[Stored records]
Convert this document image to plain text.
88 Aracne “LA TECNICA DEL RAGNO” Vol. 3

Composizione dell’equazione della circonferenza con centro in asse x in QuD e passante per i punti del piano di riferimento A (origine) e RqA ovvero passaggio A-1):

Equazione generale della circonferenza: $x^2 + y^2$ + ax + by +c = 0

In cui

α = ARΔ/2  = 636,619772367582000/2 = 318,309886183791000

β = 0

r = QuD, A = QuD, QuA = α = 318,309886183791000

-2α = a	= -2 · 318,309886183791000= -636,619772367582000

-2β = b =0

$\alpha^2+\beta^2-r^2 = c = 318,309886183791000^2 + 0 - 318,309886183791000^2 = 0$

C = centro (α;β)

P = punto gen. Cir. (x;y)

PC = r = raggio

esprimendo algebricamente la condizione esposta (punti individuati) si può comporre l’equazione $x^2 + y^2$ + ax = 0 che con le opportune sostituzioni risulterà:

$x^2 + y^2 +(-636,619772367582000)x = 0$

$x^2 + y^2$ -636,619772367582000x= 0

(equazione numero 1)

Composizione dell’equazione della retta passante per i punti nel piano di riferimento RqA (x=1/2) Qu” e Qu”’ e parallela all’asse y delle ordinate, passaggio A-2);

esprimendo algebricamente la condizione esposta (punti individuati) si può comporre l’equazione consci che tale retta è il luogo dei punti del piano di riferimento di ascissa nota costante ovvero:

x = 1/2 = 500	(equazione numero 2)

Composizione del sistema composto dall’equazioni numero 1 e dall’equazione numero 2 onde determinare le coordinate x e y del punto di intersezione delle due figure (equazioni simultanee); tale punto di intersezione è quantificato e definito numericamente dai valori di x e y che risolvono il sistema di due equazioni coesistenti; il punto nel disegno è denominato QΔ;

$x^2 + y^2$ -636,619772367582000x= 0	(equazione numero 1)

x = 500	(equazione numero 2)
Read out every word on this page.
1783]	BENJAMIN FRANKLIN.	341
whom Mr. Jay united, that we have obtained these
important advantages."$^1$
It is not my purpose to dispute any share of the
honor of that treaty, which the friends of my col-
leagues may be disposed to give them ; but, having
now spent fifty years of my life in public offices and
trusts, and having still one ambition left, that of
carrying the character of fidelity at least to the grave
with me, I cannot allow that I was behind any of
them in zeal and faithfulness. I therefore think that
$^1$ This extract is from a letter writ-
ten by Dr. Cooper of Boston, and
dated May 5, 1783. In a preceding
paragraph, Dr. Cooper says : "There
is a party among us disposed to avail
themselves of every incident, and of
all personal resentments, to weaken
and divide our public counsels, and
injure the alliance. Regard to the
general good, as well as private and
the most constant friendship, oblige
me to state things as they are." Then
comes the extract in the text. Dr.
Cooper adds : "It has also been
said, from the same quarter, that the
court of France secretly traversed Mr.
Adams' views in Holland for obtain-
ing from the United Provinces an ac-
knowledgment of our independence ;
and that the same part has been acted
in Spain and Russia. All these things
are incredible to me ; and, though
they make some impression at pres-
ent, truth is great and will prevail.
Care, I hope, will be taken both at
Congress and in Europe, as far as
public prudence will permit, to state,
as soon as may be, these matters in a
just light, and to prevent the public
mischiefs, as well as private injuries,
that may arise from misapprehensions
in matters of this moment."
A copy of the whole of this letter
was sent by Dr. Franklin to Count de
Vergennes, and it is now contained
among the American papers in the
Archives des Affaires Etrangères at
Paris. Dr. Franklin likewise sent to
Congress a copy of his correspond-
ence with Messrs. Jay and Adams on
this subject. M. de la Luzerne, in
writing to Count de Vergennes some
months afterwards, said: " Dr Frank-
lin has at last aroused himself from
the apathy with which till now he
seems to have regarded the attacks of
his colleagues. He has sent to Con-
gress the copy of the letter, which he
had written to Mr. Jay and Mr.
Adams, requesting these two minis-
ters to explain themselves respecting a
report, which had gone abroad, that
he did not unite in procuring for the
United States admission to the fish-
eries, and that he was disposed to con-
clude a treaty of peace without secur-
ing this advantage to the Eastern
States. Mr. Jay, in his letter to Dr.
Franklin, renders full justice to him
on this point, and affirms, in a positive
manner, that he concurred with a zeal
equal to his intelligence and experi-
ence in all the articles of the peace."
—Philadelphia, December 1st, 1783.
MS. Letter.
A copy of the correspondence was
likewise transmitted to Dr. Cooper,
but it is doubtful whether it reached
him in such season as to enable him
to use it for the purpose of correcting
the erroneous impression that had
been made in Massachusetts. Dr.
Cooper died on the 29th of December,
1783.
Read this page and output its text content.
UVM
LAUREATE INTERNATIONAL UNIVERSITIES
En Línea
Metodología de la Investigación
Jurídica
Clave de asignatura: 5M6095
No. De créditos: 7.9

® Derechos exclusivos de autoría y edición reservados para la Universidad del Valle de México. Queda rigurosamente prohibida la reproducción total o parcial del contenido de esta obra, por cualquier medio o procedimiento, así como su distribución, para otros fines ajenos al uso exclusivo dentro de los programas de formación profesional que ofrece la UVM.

*What is required:* Reproduce the entries above in full by retyping them exactly.

*Output for this exercise:*
Convert this document image to plain text.
88 Aracne “LA TECNICA DEL RAGNO” Vol. 3

Composizione dell’equazione della circonferenza con centro in asse x in QuD e passante per i punti del piano di riferimento A (origine) e RqA ovvero passaggio A-1):

Equazione generale della circonferenza: $x^2 + y^2$ + ax + by +c = 0

In cui

α = ARΔ/2  = 636,619772367582000/2 = 318,309886183791000

β = 0

r = QuD, A = QuD, QuA = α = 318,309886183791000

-2α = a	= -2 · 318,309886183791000= -636,619772367582000

-2β = b =0

$\alpha^2+\beta^2-r^2 = c = 318,309886183791000^2 + 0 - 318,309886183791000^2 = 0$

C = centro (α;β)

P = punto gen. Cir. (x;y)

PC = r = raggio

esprimendo algebricamente la condizione esposta (punti individuati) si può comporre l’equazione $x^2 + y^2$ + ax = 0 che con le opportune sostituzioni risulterà:

$x^2 + y^2 +(-636,619772367582000)x = 0$

$x^2 + y^2$ -636,619772367582000x= 0

(equazione numero 1)

Composizione dell’equazione della retta passante per i punti nel piano di riferimento RqA (x=1/2) Qu” e Qu”’ e parallela all’asse y delle ordinate, passaggio A-2);

esprimendo algebricamente la condizione esposta (punti individuati) si può comporre l’equazione consci che tale retta è il luogo dei punti del piano di riferimento di ascissa nota costante ovvero:

x = 1/2 = 500	(equazione numero 2)

Composizione del sistema composto dall’equazioni numero 1 e dall’equazione numero 2 onde determinare le coordinate x e y del punto di intersezione delle due figure (equazioni simultanee); tale punto di intersezione è quantificato e definito numericamente dai valori di x e y che risolvono il sistema di due equazioni coesistenti; il punto nel disegno è denominato QΔ;

$x^2 + y^2$ -636,619772367582000x= 0	(equazione numero 1)

x = 500	(equazione numero 2)
Read out every word on this page.
1783]	BENJAMIN FRANKLIN.	341
whom Mr. Jay united, that we have obtained these
important advantages."$^1$
It is not my purpose to dispute any share of the
honor of that treaty, which the friends of my col-
leagues may be disposed to give them ; but, having
now spent fifty years of my life in public offices and
trusts, and having still one ambition left, that of
carrying the character of fidelity at least to the grave
with me, I cannot allow that I was behind any of
them in zeal and faithfulness. I therefore think that
$^1$ This extract is from a letter writ-
ten by Dr. Cooper of Boston, and
dated May 5, 1783. In a preceding
paragraph, Dr. Cooper says : "There
is a party among us disposed to avail
themselves of every incident, and of
all personal resentments, to weaken
and divide our public counsels, and
injure the alliance. Regard to the
general good, as well as private and
the most constant friendship, oblige
me to state things as they are." Then
comes the extract in the text. Dr.
Cooper adds : "It has also been
said, from the same quarter, that the
court of France secretly traversed Mr.
Adams' views in Holland for obtain-
ing from the United Provinces an ac-
knowledgment of our independence ;
and that the same part has been acted
in Spain and Russia. All these things
are incredible to me ; and, though
they make some impression at pres-
ent, truth is great and will prevail.
Care, I hope, will be taken both at
Congress and in Europe, as far as
public prudence will permit, to state,
as soon as may be, these matters in a
just light, and to prevent the public
mischiefs, as well as private injuries,
that may arise from misapprehensions
in matters of this moment."
A copy of the whole of this letter
was sent by Dr. Franklin to Count de
Vergennes, and it is now contained
among the American papers in the
Archives des Affaires Etrangères at
Paris. Dr. Franklin likewise sent to
Congress a copy of his correspond-
ence with Messrs. Jay and Adams on
this subject. M. de la Luzerne, in
writing to Count de Vergennes some
months afterwards, said: " Dr Frank-
lin has at last aroused himself from
the apathy with which till now he
seems to have regarded the attacks of
his colleagues. He has sent to Con-
gress the copy of the letter, which he
had written to Mr. Jay and Mr.
Adams, requesting these two minis-
ters to explain themselves respecting a
report, which had gone abroad, that
he did not unite in procuring for the
United States admission to the fish-
eries, and that he was disposed to con-
clude a treaty of peace without secur-
ing this advantage to the Eastern
States. Mr. Jay, in his letter to Dr.
Franklin, renders full justice to him
on this point, and affirms, in a positive
manner, that he concurred with a zeal
equal to his intelligence and experi-
ence in all the articles of the peace."
—Philadelphia, December 1st, 1783.
MS. Letter.
A copy of the correspondence was
likewise transmitted to Dr. Cooper,
but it is doubtful whether it reached
him in such season as to enable him
to use it for the purpose of correcting
the erroneous impression that had
been made in Massachusetts. Dr.
Cooper died on the 29th of December,
1783.
Read this page and output its text content.
UVM
LAUREATE INTERNATIONAL UNIVERSITIES
En Línea
Metodología de la Investigación
Jurídica
Clave de asignatura: 5M6095
No. De créditos: 7.9

® Derechos exclusivos de autoría y edición reservados para la Universidad del Valle de México. Queda rigurosamente prohibida la reproducción total o parcial del contenido de esta obra, por cualquier medio o procedimiento, así como su distribución, para otros fines ajenos al uso exclusivo dentro de los programas de formación profesional que ofrece la UVM.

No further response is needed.